Records for this exercise.
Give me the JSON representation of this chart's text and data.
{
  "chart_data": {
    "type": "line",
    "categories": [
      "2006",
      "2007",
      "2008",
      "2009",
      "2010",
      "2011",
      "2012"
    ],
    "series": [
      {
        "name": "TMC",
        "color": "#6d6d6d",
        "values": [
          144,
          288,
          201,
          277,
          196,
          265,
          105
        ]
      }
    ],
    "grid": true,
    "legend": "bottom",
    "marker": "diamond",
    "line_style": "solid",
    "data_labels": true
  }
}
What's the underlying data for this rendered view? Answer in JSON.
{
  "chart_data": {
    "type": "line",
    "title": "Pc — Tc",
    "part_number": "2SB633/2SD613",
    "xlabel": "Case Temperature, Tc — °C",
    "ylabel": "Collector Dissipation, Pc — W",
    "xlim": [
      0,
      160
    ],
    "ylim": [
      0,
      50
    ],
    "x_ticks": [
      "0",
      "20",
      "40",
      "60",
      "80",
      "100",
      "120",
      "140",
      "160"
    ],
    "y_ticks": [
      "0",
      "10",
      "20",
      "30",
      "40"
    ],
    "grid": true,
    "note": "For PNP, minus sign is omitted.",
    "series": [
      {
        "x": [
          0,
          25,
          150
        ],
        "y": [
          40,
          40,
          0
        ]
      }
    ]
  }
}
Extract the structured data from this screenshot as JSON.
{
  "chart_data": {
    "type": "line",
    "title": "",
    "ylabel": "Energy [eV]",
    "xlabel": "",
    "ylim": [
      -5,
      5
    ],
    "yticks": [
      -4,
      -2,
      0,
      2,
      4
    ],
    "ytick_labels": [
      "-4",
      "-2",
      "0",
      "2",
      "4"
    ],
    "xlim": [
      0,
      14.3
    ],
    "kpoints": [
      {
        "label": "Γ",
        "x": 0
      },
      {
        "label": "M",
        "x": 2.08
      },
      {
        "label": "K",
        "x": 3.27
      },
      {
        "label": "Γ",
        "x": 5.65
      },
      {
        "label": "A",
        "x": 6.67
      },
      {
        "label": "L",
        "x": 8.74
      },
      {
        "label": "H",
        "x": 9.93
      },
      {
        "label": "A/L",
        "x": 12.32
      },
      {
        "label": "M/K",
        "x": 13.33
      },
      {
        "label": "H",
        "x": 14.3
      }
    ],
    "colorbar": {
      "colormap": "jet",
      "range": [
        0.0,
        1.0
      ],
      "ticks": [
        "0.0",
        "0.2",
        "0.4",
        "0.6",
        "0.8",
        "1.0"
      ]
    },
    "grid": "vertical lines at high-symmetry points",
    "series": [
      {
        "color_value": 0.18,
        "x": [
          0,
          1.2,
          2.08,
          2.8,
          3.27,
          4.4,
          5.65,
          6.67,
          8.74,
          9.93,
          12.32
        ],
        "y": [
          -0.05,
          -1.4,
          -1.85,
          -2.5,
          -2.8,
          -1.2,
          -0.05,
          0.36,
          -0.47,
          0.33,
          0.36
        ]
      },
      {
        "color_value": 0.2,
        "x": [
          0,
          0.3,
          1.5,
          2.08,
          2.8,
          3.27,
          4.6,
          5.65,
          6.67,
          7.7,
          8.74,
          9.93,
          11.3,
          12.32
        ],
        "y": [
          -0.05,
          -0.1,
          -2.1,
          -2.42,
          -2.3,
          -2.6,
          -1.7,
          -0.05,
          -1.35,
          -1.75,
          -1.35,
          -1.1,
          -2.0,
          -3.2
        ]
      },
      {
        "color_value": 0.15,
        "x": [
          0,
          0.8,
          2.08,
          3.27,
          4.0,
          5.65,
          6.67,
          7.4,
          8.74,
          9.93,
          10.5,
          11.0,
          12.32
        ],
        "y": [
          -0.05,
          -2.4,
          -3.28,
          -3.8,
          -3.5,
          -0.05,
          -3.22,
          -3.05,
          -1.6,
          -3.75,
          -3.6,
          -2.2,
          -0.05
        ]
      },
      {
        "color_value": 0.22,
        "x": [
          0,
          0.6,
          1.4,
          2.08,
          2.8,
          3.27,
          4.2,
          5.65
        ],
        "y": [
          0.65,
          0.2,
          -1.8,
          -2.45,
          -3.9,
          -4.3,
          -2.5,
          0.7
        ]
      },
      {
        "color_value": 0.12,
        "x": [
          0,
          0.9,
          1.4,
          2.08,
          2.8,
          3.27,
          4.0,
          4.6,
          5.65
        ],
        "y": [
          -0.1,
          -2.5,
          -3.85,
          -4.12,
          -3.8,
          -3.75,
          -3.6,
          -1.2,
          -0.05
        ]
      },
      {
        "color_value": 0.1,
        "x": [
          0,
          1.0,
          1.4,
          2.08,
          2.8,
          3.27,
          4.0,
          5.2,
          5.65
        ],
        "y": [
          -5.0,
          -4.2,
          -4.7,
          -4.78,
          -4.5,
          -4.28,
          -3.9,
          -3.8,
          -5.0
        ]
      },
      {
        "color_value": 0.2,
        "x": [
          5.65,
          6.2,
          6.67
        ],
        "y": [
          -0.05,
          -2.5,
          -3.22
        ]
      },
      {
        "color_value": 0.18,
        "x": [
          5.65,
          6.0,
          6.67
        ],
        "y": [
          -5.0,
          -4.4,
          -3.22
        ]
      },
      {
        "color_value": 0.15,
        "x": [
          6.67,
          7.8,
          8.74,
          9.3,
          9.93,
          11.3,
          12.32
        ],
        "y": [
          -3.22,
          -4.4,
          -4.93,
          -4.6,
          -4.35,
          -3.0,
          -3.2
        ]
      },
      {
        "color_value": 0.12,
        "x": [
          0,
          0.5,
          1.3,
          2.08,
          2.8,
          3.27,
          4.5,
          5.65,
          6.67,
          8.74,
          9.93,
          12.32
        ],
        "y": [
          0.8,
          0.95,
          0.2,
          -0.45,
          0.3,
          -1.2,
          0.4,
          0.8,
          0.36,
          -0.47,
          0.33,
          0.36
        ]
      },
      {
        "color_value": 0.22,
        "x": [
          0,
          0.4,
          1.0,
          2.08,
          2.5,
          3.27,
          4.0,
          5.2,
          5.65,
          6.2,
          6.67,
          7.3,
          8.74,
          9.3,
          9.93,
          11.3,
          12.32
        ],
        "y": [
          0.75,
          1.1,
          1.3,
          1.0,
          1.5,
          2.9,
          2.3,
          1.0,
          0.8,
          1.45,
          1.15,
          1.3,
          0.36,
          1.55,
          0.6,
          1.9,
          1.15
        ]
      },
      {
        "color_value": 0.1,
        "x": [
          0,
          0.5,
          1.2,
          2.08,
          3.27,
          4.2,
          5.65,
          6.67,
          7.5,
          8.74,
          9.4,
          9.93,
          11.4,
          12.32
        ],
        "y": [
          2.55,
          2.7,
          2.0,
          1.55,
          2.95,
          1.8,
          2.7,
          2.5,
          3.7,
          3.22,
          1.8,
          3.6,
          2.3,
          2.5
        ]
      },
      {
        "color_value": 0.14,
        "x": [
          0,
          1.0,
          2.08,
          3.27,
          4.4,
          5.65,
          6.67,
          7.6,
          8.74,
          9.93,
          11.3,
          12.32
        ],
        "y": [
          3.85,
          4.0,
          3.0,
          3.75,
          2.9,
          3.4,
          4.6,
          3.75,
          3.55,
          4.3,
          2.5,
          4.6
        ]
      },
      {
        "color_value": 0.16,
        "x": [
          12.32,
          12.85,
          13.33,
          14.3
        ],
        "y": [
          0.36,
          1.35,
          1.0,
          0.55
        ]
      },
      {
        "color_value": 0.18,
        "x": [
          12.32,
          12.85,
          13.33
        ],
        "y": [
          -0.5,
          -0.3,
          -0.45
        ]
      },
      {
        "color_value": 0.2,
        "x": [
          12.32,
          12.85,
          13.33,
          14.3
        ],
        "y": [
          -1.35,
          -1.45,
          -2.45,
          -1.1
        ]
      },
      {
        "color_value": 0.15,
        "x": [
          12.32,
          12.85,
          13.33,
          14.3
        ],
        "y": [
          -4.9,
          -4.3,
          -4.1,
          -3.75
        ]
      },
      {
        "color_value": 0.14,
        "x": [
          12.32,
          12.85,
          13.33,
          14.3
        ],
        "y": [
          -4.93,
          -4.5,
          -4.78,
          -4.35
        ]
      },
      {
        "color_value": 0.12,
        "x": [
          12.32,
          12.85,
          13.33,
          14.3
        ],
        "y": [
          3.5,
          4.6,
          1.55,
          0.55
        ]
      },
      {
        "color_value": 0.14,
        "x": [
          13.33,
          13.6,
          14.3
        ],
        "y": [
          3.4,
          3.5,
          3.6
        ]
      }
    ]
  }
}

Task statement.
Show every line from the entries above in which the word "JSON" appears.

Solution to this exercise.
Give me the JSON representation of this chart's text and data.
What's the underlying data for this rendered view? Answer in JSON.
Extract the structured data from this screenshot as JSON.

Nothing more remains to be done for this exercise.